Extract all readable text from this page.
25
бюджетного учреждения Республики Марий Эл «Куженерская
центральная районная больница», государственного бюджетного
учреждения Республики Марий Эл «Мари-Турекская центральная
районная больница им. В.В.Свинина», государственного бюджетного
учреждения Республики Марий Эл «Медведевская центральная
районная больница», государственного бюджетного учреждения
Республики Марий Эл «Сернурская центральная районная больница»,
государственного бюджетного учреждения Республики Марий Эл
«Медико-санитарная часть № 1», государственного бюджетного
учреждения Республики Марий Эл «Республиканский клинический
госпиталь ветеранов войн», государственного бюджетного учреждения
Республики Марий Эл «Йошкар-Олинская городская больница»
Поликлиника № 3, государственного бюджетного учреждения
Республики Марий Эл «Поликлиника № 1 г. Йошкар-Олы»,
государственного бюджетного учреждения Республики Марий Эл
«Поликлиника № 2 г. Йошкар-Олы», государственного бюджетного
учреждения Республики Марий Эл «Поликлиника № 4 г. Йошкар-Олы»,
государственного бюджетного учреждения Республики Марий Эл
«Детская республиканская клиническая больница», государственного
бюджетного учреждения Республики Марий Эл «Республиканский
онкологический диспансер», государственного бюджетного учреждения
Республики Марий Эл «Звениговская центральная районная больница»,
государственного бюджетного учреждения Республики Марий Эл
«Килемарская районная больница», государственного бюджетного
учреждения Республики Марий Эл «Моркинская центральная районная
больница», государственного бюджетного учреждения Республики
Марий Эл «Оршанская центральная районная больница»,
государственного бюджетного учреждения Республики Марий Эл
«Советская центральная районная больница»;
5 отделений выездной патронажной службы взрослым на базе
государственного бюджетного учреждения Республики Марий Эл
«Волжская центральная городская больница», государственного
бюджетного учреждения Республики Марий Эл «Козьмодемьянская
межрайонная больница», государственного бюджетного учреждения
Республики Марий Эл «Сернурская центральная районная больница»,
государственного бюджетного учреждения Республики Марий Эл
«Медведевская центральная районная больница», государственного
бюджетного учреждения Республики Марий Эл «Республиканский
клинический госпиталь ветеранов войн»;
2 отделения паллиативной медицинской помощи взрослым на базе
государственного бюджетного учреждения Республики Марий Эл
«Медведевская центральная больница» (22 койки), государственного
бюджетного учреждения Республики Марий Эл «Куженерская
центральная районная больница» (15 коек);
------------------------------------------------------------------------
__WRITTEN PROBLEM__. Gather each line from the listing above that holds "взрослым".

__RESULT__.
5 отделений выездной патронажной службы взрослым на базе
2 отделения паллиативной медицинской помощи взрослым на базе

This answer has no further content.